== PROVIDED RECORDS
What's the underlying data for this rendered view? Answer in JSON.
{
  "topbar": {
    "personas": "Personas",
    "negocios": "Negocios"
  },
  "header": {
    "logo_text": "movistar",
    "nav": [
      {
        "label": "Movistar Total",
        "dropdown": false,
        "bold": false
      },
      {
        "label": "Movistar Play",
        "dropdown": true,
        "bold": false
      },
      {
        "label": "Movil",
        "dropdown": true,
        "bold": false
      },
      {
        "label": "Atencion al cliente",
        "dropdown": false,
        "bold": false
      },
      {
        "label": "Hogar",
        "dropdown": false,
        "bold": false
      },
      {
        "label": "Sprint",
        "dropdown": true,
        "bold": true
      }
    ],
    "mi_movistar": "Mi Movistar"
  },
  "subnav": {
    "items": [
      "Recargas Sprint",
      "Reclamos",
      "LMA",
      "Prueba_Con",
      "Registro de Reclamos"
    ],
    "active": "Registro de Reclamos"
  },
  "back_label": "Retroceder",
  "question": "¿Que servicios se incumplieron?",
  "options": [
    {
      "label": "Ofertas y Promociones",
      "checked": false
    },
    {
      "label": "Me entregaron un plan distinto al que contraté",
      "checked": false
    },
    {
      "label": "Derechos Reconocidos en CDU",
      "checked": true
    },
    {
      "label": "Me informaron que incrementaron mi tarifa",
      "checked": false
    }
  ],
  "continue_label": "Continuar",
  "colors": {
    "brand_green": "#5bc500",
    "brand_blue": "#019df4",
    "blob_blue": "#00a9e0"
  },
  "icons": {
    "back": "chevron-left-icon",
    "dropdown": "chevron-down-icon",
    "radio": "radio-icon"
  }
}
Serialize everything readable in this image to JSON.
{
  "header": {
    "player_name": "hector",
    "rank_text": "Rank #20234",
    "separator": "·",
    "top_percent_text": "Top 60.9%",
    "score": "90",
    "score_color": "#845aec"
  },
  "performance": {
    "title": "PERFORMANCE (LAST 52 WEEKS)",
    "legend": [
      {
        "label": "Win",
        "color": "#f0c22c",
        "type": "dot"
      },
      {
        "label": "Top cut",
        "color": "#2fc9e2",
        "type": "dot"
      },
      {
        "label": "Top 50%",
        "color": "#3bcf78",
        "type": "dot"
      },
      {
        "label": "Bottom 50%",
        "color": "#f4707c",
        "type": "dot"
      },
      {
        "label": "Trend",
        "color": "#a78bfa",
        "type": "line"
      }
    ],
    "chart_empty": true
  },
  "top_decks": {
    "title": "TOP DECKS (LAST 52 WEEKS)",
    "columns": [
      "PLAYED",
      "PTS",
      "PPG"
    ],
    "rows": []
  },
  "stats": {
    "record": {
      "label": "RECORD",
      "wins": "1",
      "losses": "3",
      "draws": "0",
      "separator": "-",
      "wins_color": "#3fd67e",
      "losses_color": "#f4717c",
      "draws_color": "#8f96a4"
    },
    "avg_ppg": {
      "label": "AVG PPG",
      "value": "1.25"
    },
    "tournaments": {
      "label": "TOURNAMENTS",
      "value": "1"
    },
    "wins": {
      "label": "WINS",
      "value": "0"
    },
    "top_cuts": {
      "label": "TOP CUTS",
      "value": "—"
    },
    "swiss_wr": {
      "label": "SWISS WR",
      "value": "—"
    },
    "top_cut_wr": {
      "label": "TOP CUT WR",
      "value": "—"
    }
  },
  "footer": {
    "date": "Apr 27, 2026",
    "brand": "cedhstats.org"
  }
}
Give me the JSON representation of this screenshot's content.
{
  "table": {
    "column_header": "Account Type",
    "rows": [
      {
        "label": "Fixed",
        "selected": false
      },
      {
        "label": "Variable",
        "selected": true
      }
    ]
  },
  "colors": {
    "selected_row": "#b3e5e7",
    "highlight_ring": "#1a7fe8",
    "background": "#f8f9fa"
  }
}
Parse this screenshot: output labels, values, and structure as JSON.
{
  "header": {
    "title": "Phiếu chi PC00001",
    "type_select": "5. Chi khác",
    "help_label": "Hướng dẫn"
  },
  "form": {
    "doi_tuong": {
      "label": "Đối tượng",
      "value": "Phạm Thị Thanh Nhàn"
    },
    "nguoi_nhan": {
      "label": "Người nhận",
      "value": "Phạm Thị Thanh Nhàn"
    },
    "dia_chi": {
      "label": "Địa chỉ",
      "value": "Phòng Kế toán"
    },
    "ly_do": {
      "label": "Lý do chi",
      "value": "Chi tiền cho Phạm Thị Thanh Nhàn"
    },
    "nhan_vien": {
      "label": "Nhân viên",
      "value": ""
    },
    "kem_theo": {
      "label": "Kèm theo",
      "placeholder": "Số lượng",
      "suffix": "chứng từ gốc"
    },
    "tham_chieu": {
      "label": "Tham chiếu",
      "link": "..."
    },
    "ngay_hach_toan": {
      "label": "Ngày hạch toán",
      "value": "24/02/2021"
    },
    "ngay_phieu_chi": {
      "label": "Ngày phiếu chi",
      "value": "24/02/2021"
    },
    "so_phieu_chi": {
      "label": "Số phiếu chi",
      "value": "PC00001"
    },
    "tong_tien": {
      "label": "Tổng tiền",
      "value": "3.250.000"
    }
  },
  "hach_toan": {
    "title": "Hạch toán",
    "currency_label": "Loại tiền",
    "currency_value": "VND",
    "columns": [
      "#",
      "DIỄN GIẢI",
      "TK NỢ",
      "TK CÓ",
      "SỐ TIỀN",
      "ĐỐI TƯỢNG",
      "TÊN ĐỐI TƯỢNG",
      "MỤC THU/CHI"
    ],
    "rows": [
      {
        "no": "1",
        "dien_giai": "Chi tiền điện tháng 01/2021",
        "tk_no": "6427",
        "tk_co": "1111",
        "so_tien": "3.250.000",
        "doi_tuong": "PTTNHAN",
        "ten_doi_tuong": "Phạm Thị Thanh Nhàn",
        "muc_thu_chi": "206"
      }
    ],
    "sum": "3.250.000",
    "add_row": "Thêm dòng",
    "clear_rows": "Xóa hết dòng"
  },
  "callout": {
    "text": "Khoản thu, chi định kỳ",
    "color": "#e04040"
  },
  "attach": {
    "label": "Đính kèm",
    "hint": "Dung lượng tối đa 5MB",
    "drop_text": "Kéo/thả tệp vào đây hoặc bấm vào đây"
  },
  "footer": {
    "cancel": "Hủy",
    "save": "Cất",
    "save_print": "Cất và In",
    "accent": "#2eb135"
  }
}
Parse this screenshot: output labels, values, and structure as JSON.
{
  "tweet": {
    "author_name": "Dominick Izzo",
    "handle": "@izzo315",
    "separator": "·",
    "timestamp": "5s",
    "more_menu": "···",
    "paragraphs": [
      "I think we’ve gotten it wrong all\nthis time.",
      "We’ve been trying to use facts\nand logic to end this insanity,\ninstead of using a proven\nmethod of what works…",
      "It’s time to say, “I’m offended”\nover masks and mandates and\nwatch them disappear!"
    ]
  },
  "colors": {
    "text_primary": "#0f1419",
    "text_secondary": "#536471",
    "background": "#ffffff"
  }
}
====
Scan the lines for the string "Phạm". Copy out each line that matches.

* **CORRECT RESULT**
      "value": "Phạm Thị Thanh Nhàn"
      "value": "Phạm Thị Thanh Nhàn"
      "value": "Chi tiền cho Phạm Thị Thanh Nhàn"
        "ten_doi_tuong": "Phạm Thị Thanh Nhàn",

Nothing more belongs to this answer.